* **Задание 1**
Воспроизведите дословно отрывок воспоминаний об открытии живописи от «Своим открытием живописи» до «по своим законам.».
* **Задание 2**
Продолжите воспоминания об открытии живописи, начав сразу после их последнего предложения.

* **Фрагмент текста**
# # # # #

Своим открытием живописи я обязана Алику Д. Алик учился в университете и был курсом моложе. Жил он тоже на улице Горького, в доме напротив, поэтому мы часто виделись. Своей комнаты ни у кого из нас не было, и мы бродили по городу, чтобы поболтать. Алик собирал альбомы и репродукции, и у него уже тогда был развитой художественный вкус. Я же, будучи воспитана на «передвижниках», не умела смотреть. При этом я остро чувствовала, что ко всему этому зачарованному миру нужен какой-то ключик, которым я не обладаю. Алику я обязана открытием живописи и вообще пластических искусств как мира иноприродного и живущего по своим законам.

Произошло это, как и с моим открытием музыки, рывком, на юбилейной выставке Серова в Третьяковке. Мы стояли перед известным портретом балерины Тмара. Что мне говорил Алик — я не помню. Однако портрет как-то неожиданно задышал, зажил своей жизнью и стал смотреть на нас из рамы. Запомнился мне наш разговор у «Девочки с персиками». У меня тогда были весьма примитивные представления о женской красоте, в которые не укладывалась ни «Девушка, освещенная солнцем», ни растрепка и непоседа Вера Мамонтова. Желание понять, что же в этих полотнах находят другие, было, однако же, очень настойчивым. Подобная настойчивость вообще была в моем характере. Я не была любознательной в широком смысле: никак нельзя сказать, что я интересовалась многим. Но непонимание как таковое я просто плохо переносила.

Я спросила Алика, что же я должна почувствовать, созерцая девочку с персиками — девочка вовсе не кажется мне хорошенькой, но ведь зачем-то написал ее Серов именно вот так, за столом, с растрепанными черными прядками? «Понимаешь, — сказал мой друг, — ты должна просто захотеть сесть рядом с ней за этот стол, ощутить эту накрахмаленную скатерть, взять нож и разрезать персик».

Мы с Аликом были очень разными. Особенно это касалось социальных и политических проблем. Для меня они как предмет обсуждения не существовали. Алик, напротив того, много размышлял и категорически отвергал государство, в котором мы жили. Больше всего я боялась, что его крамольные речи кто-нибудь услышит. Наконец разговор переходил на другие темы, и я успокаивалась. Алик называл меня тургеневской девушкой — я представлялась ему «идеалисткой». Ничего тургеневского, кроме длинной косы, во мне не было.

# # # # #

* **Предоставленные строки**
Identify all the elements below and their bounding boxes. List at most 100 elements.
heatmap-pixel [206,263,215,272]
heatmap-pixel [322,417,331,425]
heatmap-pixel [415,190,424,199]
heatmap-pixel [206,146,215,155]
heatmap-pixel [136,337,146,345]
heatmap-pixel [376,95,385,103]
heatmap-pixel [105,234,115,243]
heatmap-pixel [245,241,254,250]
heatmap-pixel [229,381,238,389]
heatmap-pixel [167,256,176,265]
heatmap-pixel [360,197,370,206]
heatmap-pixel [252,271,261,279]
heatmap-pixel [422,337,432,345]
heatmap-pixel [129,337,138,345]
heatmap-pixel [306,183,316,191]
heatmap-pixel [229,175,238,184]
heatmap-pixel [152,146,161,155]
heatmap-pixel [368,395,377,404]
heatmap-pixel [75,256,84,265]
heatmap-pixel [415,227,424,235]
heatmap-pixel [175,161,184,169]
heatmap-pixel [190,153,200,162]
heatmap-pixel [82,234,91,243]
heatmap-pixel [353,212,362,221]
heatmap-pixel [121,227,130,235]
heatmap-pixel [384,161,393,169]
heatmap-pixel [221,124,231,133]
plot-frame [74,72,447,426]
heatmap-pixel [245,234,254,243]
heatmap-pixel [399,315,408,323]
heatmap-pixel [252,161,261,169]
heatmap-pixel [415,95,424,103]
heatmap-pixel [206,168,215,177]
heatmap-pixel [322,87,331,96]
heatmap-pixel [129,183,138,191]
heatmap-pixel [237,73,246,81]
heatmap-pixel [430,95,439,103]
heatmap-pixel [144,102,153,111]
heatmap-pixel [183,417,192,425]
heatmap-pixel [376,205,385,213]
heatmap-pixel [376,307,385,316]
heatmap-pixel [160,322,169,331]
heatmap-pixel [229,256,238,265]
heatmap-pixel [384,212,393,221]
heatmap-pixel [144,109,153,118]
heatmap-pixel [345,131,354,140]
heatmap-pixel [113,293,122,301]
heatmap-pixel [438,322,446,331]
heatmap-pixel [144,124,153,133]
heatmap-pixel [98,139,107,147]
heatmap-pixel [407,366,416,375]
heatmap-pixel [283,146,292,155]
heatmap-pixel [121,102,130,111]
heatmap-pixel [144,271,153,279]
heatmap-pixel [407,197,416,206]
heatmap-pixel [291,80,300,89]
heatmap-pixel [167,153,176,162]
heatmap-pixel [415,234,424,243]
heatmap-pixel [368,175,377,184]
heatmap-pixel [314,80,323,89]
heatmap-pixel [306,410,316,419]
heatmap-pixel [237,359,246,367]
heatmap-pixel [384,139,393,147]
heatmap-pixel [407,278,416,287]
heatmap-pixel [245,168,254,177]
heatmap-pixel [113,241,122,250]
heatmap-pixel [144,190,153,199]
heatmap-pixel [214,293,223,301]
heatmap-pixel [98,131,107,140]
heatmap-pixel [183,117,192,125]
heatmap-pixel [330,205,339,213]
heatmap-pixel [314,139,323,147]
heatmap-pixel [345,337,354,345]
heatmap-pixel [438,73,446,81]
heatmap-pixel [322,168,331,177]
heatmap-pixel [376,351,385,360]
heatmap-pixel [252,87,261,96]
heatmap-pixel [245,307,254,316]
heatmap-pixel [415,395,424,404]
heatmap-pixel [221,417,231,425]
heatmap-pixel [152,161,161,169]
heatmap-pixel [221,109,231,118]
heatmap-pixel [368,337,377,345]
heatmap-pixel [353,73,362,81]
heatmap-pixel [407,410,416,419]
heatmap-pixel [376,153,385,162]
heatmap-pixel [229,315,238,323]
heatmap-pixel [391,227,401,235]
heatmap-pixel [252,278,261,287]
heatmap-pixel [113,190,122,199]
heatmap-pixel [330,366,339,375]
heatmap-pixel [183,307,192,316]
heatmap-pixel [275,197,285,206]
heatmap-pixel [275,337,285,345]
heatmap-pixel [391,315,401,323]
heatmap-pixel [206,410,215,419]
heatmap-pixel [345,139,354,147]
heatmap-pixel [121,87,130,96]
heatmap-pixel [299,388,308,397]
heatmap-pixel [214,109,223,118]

# # # # #

* **Результат задания 1**
Своим открытием живописи я обязана Алику Д. Алик учился в университете и был курсом моложе. Жил он тоже на улице Горького, в доме напротив, поэтому мы часто виделись. Своей комнаты ни у кого из нас не было, и мы бродили по городу, чтобы поболтать. Алик собирал альбомы и репродукции, и у него уже тогда был развитой художественный вкус. Я же, будучи воспитана на «передвижниках», не умела смотреть. При этом я остро чувствовала, что ко всему этому зачарованному миру нужен какой-то ключик, которым я не обладаю. Алику я обязана открытием живописи и вообще пластических искусств как мира иноприродного и живущего по своим законам.

* **Результат задания 2**
Объединяли нас любовь к музыке и особый интерес к литературе и искусству. У Алика были редкостные способности к языкам — он уже свободно знал английский, учил шведский. Под февральским снегопадом мы самозабвенно предавались разговорам о мелодике стиха у Верлена. Я мало встречала людей, которые в такой мере могли заразить другого полновесным переживанием красоты — будь то необычность открывающегося из окна вида, прелесть стихотворной строки, тайна живописного полотна или цветы в хрустальной вазе. Наши разговоры и споры способствовали пробуждению во мне способности открывать прекрасное в прежде виденном.

Алик подарил мне умение понимать пейзаж. Казалось бы, что нового можно найти в картине Левитана «Осенний день в Сокольниках»? Эта работа висела тогда в каком-то маленьком зале Третьяковки. Алик поставил меня под углом к картине и сказал примерно следующее: «Смотри в глубь аллеи. Входи. Иди дальше. Женская фигура будет удаляться — иди вслед за ней».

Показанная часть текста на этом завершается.